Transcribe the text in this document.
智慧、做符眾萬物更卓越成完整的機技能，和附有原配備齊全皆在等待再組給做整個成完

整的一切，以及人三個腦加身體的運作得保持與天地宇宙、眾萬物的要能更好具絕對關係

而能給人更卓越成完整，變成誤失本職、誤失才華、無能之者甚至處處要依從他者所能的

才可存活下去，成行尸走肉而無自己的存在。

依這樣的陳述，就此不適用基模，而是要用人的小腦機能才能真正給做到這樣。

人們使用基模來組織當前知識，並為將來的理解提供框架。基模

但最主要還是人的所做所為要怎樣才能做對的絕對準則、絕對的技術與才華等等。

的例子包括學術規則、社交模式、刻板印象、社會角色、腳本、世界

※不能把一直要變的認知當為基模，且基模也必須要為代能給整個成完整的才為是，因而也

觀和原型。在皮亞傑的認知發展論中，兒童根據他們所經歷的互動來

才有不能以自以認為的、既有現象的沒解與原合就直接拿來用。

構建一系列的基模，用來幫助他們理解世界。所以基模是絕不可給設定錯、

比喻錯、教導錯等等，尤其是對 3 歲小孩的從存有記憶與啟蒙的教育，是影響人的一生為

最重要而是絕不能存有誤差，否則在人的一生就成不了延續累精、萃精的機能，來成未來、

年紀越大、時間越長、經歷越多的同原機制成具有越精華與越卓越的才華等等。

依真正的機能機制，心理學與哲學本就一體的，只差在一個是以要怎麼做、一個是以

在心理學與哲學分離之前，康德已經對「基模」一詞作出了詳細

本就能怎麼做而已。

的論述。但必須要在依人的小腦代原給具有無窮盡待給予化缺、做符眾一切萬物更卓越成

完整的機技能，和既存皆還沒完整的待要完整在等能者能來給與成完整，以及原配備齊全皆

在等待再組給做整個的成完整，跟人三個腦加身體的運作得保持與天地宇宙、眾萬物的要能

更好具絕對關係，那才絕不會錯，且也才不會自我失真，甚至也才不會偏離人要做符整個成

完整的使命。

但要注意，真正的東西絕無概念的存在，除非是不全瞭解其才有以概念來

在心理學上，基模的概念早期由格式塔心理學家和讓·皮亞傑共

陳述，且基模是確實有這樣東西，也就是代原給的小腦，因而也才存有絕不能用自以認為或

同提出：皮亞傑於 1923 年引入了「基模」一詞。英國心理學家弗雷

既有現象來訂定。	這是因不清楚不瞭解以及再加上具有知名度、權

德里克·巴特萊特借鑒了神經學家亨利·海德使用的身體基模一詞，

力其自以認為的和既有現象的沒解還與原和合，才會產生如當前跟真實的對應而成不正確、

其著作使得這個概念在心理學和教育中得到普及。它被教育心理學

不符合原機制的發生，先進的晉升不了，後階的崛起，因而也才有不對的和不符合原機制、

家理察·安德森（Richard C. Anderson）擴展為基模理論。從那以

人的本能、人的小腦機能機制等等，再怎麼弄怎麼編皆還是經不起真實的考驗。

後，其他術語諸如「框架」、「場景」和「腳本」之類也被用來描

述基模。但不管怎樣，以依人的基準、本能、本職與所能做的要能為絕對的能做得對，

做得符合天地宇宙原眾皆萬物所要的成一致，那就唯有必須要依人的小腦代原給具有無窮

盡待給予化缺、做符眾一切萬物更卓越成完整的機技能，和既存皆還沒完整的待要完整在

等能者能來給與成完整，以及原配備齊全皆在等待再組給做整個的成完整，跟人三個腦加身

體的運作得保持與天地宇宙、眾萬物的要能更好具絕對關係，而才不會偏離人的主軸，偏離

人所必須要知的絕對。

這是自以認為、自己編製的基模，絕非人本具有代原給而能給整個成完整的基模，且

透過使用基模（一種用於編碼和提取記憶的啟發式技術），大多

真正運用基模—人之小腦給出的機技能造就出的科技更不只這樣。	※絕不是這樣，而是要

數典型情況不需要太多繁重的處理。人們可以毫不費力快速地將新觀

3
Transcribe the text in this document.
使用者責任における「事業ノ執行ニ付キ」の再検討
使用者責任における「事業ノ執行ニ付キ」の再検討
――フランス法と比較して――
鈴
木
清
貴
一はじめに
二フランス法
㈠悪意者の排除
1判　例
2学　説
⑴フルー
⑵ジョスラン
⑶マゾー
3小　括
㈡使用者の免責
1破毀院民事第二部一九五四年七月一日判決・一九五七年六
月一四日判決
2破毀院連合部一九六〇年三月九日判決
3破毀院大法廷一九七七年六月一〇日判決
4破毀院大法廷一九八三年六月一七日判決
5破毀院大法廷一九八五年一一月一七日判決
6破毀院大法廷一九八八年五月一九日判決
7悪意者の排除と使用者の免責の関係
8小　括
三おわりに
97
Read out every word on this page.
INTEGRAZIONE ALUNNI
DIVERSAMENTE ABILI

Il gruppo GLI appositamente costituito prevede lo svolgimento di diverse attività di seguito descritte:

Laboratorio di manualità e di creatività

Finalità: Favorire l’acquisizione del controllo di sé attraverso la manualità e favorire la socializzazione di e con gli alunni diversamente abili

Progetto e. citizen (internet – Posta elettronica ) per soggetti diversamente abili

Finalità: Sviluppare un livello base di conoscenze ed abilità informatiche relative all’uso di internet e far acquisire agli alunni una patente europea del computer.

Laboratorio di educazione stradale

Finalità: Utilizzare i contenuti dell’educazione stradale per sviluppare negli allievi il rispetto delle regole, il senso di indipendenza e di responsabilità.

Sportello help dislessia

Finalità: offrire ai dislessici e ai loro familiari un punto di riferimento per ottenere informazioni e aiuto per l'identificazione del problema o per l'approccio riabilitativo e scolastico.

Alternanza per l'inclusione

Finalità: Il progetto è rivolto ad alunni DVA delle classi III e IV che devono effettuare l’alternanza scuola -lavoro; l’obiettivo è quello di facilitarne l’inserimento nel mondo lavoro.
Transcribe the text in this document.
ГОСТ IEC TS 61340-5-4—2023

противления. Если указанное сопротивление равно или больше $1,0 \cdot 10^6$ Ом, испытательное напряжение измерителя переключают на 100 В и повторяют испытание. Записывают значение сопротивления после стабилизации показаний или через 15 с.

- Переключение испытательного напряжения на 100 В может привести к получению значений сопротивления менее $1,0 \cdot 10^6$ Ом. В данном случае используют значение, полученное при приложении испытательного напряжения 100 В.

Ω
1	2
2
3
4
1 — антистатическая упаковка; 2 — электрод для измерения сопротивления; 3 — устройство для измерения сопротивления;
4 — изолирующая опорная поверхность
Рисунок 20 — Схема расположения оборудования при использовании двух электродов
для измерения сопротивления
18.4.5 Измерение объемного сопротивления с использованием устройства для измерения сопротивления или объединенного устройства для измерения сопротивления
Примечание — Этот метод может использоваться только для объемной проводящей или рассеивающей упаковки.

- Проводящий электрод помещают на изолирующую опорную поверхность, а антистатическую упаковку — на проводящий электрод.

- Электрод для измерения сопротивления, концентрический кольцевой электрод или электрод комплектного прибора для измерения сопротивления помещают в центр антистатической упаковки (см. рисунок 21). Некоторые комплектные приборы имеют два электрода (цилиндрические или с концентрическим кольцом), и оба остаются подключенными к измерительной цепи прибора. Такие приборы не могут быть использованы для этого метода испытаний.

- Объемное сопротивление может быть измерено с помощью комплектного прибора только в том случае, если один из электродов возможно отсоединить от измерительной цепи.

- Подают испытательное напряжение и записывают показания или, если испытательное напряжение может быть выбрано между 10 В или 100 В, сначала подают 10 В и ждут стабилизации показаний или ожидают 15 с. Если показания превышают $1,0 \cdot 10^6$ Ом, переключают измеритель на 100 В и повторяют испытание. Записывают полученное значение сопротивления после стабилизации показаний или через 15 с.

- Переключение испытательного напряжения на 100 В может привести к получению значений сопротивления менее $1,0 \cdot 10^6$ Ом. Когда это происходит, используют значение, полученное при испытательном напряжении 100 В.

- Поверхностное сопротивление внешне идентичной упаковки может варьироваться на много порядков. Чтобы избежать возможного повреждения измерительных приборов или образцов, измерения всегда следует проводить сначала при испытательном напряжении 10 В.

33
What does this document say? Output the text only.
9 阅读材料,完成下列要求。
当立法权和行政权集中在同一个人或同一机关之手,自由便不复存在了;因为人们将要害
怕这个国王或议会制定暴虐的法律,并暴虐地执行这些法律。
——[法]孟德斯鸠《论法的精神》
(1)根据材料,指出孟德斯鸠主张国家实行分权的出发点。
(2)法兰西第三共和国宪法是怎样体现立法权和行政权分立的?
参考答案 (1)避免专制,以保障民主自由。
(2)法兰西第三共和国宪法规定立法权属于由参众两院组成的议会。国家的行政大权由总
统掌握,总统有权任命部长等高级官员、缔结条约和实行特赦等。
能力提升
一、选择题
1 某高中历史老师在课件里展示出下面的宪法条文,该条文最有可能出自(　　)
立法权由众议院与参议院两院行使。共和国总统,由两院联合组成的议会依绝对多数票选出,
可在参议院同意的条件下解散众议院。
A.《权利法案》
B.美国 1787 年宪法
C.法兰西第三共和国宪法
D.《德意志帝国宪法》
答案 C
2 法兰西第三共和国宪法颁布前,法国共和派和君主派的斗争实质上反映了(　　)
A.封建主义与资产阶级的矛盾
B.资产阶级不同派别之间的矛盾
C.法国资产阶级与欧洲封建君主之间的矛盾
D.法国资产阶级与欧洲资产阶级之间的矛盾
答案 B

▬▬▬

Only lines with the word "напряжении" are wanted, so copy each one from the records.

SOLUTION TO THIS TASK ->
- Переключение испытательного напряжения на 100 В может привести к получению значений сопротивления менее $1,0 \cdot 10^6$ Ом. Когда это происходит, используют значение, полученное при испытательном напряжении 100 В.
- Поверхностное сопротивление внешне идентичной упаковки может варьироваться на много порядков. Чтобы избежать возможного повреждения измерительных приборов или образцов, измерения всегда следует проводить сначала при испытательном напряжении 10 В.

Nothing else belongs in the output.